__Aim__
Go through the records and give each one again exactly.

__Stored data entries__
+---+
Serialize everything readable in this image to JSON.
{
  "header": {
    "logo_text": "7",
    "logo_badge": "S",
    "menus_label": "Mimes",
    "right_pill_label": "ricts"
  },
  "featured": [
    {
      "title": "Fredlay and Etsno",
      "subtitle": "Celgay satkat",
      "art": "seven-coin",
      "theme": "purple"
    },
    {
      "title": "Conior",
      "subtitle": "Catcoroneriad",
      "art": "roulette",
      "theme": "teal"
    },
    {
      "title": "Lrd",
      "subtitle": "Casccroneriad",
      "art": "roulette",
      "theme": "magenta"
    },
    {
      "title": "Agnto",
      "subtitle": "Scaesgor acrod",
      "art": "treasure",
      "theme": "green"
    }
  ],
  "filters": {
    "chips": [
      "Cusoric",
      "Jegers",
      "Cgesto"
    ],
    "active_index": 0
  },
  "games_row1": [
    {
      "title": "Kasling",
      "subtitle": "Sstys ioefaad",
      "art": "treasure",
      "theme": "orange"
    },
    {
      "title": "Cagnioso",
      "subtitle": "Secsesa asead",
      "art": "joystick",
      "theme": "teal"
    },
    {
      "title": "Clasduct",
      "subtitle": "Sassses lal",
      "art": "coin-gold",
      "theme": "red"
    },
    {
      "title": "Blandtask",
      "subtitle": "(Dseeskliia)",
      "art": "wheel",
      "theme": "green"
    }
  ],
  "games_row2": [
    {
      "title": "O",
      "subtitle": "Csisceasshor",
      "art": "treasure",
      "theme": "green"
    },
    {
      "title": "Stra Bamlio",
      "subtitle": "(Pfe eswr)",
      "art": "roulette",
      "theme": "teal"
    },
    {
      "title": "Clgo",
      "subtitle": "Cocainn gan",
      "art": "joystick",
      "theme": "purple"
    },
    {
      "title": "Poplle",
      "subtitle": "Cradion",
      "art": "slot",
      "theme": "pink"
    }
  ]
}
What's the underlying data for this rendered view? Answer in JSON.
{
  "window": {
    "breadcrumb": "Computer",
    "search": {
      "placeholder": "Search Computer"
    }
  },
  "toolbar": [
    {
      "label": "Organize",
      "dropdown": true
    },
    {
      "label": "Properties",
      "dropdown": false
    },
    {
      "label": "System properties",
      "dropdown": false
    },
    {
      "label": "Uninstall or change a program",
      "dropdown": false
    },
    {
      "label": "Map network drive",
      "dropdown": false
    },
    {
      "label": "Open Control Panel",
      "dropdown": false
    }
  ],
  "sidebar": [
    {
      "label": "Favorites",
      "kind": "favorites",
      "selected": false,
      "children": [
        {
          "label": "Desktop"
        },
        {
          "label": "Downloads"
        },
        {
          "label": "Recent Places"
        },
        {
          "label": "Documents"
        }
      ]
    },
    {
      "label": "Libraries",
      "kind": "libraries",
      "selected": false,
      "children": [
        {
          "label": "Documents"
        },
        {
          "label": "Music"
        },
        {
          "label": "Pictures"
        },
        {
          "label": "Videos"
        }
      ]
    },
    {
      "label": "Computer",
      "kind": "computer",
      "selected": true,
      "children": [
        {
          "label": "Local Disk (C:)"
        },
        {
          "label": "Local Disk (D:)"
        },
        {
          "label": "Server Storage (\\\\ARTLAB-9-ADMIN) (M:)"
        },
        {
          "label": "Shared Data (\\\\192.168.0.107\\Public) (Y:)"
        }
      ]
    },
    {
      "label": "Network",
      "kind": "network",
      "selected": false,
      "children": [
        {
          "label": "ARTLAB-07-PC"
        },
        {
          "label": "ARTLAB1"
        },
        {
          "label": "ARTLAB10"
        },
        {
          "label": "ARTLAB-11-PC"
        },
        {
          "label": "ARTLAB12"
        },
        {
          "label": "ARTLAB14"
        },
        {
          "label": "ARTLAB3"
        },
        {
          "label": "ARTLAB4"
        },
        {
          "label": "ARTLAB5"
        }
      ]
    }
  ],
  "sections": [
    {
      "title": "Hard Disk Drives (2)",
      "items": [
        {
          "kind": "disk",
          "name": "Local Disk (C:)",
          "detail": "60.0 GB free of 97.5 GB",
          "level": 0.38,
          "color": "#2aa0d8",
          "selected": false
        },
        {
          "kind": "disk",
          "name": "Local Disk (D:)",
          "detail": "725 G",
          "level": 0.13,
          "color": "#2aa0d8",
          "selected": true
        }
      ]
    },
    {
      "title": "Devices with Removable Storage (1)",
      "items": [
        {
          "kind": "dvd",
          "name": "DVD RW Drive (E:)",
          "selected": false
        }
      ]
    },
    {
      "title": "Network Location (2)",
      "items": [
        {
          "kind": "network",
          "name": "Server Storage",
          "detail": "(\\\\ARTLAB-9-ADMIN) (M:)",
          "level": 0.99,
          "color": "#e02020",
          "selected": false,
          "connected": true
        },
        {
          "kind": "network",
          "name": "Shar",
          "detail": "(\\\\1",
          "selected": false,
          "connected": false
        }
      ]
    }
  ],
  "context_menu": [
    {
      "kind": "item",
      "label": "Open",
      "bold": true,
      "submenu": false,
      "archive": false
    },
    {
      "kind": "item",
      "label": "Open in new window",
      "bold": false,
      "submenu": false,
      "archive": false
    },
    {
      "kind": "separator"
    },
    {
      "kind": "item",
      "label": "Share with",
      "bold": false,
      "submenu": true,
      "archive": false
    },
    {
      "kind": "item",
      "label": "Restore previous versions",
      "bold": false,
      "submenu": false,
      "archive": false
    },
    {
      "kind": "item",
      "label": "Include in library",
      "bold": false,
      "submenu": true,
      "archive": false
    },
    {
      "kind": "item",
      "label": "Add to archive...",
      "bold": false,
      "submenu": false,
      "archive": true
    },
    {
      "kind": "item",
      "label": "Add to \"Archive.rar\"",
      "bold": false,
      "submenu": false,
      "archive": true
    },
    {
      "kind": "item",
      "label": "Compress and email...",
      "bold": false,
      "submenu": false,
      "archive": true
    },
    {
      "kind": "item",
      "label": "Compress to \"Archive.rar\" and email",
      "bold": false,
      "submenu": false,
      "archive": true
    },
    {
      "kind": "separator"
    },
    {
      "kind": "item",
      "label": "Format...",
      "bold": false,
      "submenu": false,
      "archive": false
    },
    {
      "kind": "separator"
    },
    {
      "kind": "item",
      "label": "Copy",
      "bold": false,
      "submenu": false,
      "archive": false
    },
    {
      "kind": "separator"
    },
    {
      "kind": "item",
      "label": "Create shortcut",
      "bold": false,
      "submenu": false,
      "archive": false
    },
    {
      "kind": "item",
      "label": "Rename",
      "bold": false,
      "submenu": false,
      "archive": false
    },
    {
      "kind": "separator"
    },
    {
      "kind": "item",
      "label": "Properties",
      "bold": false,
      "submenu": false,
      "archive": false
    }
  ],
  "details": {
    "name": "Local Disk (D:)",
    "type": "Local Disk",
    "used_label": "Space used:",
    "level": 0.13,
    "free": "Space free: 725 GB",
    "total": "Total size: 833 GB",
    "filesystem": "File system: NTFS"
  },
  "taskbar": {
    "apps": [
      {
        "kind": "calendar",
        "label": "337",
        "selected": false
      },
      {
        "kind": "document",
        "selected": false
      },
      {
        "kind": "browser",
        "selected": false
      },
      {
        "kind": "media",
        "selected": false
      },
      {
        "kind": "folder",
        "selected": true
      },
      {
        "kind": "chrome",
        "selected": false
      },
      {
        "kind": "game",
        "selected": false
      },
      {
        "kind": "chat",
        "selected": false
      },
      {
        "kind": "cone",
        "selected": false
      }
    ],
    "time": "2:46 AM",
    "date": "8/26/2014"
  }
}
+---+
__Expected answer__
Serialize everything readable in this image to JSON.
{
  "header": {
    "logo_text": "7",
    "logo_badge": "S",
    "menus_label": "Mimes",
    "right_pill_label": "ricts"
  },
  "featured": [
    {
      "title": "Fredlay and Etsno",
      "subtitle": "Celgay satkat",
      "art": "seven-coin",
      "theme": "purple"
    },
    {
      "title": "Conior",
      "subtitle": "Catcoroneriad",
      "art": "roulette",
      "theme": "teal"
    },
    {
      "title": "Lrd",
      "subtitle": "Casccroneriad",
      "art": "roulette",
      "theme": "magenta"
    },
    {
      "title": "Agnto",
      "subtitle": "Scaesgor acrod",
      "art": "treasure",
      "theme": "green"
    }
  ],
  "filters": {
    "chips": [
      "Cusoric",
      "Jegers",
      "Cgesto"
    ],
    "active_index": 0
  },
  "games_row1": [
    {
      "title": "Kasling",
      "subtitle": "Sstys ioefaad",
      "art": "treasure",
      "theme": "orange"
    },
    {
      "title": "Cagnioso",
      "subtitle": "Secsesa asead",
      "art": "joystick",
      "theme": "teal"
    },
    {
      "title": "Clasduct",
      "subtitle": "Sassses lal",
      "art": "coin-gold",
      "theme": "red"
    },
    {
      "title": "Blandtask",
      "subtitle": "(Dseeskliia)",
      "art": "wheel",
      "theme": "green"
    }
  ],
  "games_row2": [
    {
      "title": "O",
      "subtitle": "Csisceasshor",
      "art": "treasure",
      "theme": "green"
    },
    {
      "title": "Stra Bamlio",
      "subtitle": "(Pfe eswr)",
      "art": "roulette",
      "theme": "teal"
    },
    {
      "title": "Clgo",
      "subtitle": "Cocainn gan",
      "art": "joystick",
      "theme": "purple"
    },
    {
      "title": "Poplle",
      "subtitle": "Cradion",
      "art": "slot",
      "theme": "pink"
    }
  ]
}
What's the underlying data for this rendered view? Answer in JSON.
{
  "window": {
    "breadcrumb": "Computer",
    "search": {
      "placeholder": "Search Computer"
    }
  },
  "toolbar": [
    {
      "label": "Organize",
      "dropdown": true
    },
    {
      "label": "Properties",
      "dropdown": false
    },
    {
      "label": "System properties",
      "dropdown": false
    },
    {
      "label": "Uninstall or change a program",
      "dropdown": false
    },
    {
      "label": "Map network drive",
      "dropdown": false
    },
    {
      "label": "Open Control Panel",
      "dropdown": false
    }
  ],
  "sidebar": [
    {
      "label": "Favorites",
      "kind": "favorites",
      "selected": false,
      "children": [
        {
          "label": "Desktop"
        },
        {
          "label": "Downloads"
        },
        {
          "label": "Recent Places"
        },
        {
          "label": "Documents"
        }
      ]
    },
    {
      "label": "Libraries",
      "kind": "libraries",
      "selected": false,
      "children": [
        {
          "label": "Documents"
        },
        {
          "label": "Music"
        },
        {
          "label": "Pictures"
        },
        {
          "label": "Videos"
        }
      ]
    },
    {
      "label": "Computer",
      "kind": "computer",
      "selected": true,
      "children": [
        {
          "label": "Local Disk (C:)"
        },
        {
          "label": "Local Disk (D:)"
        },
        {
          "label": "Server Storage (\\\\ARTLAB-9-ADMIN) (M:)"
        },
        {
          "label": "Shared Data (\\\\192.168.0.107\\Public) (Y:)"
        }
      ]
    },
    {
      "label": "Network",
      "kind": "network",
      "selected": false,
      "children": [
        {
          "label": "ARTLAB-07-PC"
        },
        {
          "label": "ARTLAB1"
        },
        {
          "label": "ARTLAB10"
        },
        {
          "label": "ARTLAB-11-PC"
        },
        {
          "label": "ARTLAB12"
        },
        {
          "label": "ARTLAB14"
        },
        {
          "label": "ARTLAB3"
        },
        {
          "label": "ARTLAB4"
        },
        {
          "label": "ARTLAB5"
        }
      ]
    }
  ],
  "sections": [
    {
      "title": "Hard Disk Drives (2)",
      "items": [
        {
          "kind": "disk",
          "name": "Local Disk (C:)",
          "detail": "60.0 GB free of 97.5 GB",
          "level": 0.38,
          "color": "#2aa0d8",
          "selected": false
        },
        {
          "kind": "disk",
          "name": "Local Disk (D:)",
          "detail": "725 G",
          "level": 0.13,
          "color": "#2aa0d8",
          "selected": true
        }
      ]
    },
    {
      "title": "Devices with Removable Storage (1)",
      "items": [
        {
          "kind": "dvd",
          "name": "DVD RW Drive (E:)",
          "selected": false
        }
      ]
    },
    {
      "title": "Network Location (2)",
      "items": [
        {
          "kind": "network",
          "name": "Server Storage",
          "detail": "(\\\\ARTLAB-9-ADMIN) (M:)",
          "level": 0.99,
          "color": "#e02020",
          "selected": false,
          "connected": true
        },
        {
          "kind": "network",
          "name": "Shar",
          "detail": "(\\\\1",
          "selected": false,
          "connected": false
        }
      ]
    }
  ],
  "context_menu": [
    {
      "kind": "item",
      "label": "Open",
      "bold": true,
      "submenu": false,
      "archive": false
    },
    {
      "kind": "item",
      "label": "Open in new window",
      "bold": false,
      "submenu": false,
      "archive": false
    },
    {
      "kind": "separator"
    },
    {
      "kind": "item",
      "label": "Share with",
      "bold": false,
      "submenu": true,
      "archive": false
    },
    {
      "kind": "item",
      "label": "Restore previous versions",
      "bold": false,
      "submenu": false,
      "archive": false
    },
    {
      "kind": "item",
      "label": "Include in library",
      "bold": false,
      "submenu": true,
      "archive": false
    },
    {
      "kind": "item",
      "label": "Add to archive...",
      "bold": false,
      "submenu": false,
      "archive": true
    },
    {
      "kind": "item",
      "label": "Add to \"Archive.rar\"",
      "bold": false,
      "submenu": false,
      "archive": true
    },
    {
      "kind": "item",
      "label": "Compress and email...",
      "bold": false,
      "submenu": false,
      "archive": true
    },
    {
      "kind": "item",
      "label": "Compress to \"Archive.rar\" and email",
      "bold": false,
      "submenu": false,
      "archive": true
    },
    {
      "kind": "separator"
    },
    {
      "kind": "item",
      "label": "Format...",
      "bold": false,
      "submenu": false,
      "archive": false
    },
    {
      "kind": "separator"
    },
    {
      "kind": "item",
      "label": "Copy",
      "bold": false,
      "submenu": false,
      "archive": false
    },
    {
      "kind": "separator"
    },
    {
      "kind": "item",
      "label": "Create shortcut",
      "bold": false,
      "submenu": false,
      "archive": false
    },
    {
      "kind": "item",
      "label": "Rename",
      "bold": false,
      "submenu": false,
      "archive": false
    },
    {
      "kind": "separator"
    },
    {
      "kind": "item",
      "label": "Properties",
      "bold": false,
      "submenu": false,
      "archive": false
    }
  ],
  "details": {
    "name": "Local Disk (D:)",
    "type": "Local Disk",
    "used_label": "Space used:",
    "level": 0.13,
    "free": "Space free: 725 GB",
    "total": "Total size: 833 GB",
    "filesystem": "File system: NTFS"
  },
  "taskbar": {
    "apps": [
      {
        "kind": "calendar",
        "label": "337",
        "selected": false
      },
      {
        "kind": "document",
        "selected": false
      },
      {
        "kind": "browser",
        "selected": false
      },
      {
        "kind": "media",
        "selected": false
      },
      {
        "kind": "folder",
        "selected": true
      },
      {
        "kind": "chrome",
        "selected": false
      },
      {
        "kind": "game",
        "selected": false
      },
      {
        "kind": "chat",
        "selected": false
      },
      {
        "kind": "cone",
        "selected": false
      }
    ],
    "time": "2:46 AM",
    "date": "8/26/2014"
  }
}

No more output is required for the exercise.